> GIVEN DATA
########

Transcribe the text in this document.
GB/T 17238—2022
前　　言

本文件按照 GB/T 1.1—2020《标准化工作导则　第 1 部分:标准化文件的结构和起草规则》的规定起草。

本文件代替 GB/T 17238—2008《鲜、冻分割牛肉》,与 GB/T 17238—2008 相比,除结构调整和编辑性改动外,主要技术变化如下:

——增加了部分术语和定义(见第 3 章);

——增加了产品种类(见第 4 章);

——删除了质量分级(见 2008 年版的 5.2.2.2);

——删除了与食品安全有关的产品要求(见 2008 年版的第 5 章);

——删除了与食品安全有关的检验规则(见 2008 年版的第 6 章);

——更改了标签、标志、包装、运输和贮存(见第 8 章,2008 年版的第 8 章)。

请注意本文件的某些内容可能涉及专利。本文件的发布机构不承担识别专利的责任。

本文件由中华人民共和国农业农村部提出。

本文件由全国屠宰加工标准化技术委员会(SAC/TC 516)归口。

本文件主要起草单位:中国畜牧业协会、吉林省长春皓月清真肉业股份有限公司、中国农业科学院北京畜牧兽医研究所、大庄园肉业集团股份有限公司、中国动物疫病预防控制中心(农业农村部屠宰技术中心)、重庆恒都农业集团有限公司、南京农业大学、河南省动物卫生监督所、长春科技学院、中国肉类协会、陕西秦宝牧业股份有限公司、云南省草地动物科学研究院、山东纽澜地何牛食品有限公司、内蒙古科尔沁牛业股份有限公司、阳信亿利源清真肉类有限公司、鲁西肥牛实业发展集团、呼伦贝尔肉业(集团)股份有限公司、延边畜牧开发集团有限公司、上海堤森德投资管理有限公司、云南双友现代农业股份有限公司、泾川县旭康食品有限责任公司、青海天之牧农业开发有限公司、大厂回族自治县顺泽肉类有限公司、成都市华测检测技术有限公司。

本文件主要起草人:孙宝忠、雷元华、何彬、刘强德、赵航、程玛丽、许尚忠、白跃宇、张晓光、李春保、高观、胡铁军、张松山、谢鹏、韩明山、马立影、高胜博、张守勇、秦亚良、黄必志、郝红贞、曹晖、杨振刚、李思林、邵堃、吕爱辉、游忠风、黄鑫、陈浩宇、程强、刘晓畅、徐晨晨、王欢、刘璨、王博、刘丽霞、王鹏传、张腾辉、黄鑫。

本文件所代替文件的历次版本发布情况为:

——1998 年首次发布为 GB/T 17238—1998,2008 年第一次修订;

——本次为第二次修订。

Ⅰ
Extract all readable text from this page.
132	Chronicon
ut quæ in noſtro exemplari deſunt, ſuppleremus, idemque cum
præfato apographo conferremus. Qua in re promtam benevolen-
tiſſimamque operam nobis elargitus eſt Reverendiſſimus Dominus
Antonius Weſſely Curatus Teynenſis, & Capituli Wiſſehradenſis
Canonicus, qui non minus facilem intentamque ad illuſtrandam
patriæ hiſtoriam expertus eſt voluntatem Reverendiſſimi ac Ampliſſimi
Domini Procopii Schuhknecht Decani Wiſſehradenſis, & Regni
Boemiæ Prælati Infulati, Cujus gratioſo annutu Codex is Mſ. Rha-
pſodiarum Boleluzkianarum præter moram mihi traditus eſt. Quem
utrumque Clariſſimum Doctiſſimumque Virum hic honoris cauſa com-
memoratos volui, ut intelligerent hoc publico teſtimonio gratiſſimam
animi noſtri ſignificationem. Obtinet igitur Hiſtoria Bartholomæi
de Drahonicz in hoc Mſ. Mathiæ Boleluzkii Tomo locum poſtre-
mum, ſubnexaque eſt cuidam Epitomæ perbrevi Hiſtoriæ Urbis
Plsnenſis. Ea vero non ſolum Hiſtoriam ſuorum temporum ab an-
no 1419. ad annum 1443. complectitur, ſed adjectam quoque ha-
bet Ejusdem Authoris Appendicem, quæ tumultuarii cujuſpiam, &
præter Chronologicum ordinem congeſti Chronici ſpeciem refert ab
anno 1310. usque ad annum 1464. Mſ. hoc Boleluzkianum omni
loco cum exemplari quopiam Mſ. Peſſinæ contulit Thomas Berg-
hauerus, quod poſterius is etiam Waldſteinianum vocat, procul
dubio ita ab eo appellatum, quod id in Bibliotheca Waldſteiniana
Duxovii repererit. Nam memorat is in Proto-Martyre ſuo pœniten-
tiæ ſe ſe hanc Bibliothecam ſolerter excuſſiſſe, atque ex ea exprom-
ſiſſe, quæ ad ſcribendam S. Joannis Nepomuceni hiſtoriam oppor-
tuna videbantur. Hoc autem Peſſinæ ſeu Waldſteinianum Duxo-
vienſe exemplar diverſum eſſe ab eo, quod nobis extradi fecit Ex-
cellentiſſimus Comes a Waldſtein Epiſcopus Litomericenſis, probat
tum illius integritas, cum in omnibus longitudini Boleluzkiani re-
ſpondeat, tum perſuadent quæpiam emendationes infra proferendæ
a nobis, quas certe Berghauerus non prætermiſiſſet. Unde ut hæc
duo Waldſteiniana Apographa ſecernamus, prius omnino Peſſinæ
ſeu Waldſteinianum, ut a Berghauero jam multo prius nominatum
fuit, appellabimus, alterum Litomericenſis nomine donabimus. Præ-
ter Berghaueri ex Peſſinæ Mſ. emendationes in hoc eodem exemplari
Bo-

########

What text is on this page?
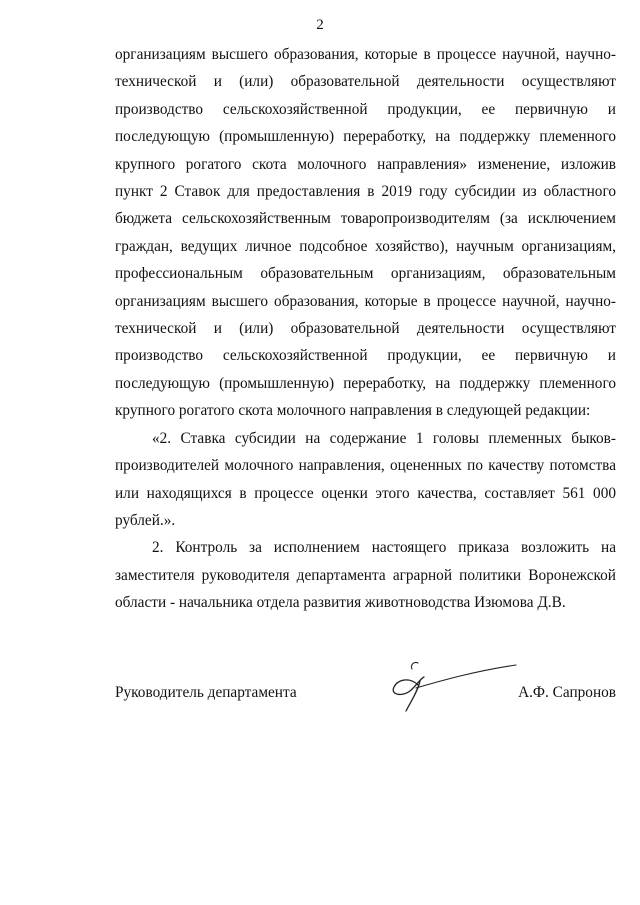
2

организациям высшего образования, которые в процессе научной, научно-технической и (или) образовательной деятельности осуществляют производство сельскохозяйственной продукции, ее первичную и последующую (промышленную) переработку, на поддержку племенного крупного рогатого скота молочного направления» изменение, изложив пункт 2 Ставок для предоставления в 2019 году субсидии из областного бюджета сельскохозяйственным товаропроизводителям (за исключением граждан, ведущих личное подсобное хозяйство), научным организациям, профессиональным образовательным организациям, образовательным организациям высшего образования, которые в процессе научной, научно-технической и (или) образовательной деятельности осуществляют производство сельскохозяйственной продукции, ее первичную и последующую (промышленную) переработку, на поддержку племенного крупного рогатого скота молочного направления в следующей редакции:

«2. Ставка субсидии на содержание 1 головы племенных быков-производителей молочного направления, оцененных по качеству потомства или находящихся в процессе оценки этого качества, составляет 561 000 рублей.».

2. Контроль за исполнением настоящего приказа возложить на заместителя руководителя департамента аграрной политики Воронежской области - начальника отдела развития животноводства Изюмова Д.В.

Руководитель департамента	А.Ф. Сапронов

########

Of the lines in the records, determine how many contain the word "субсидии", and report that number alone.

> EXERCISE RESPONSE
2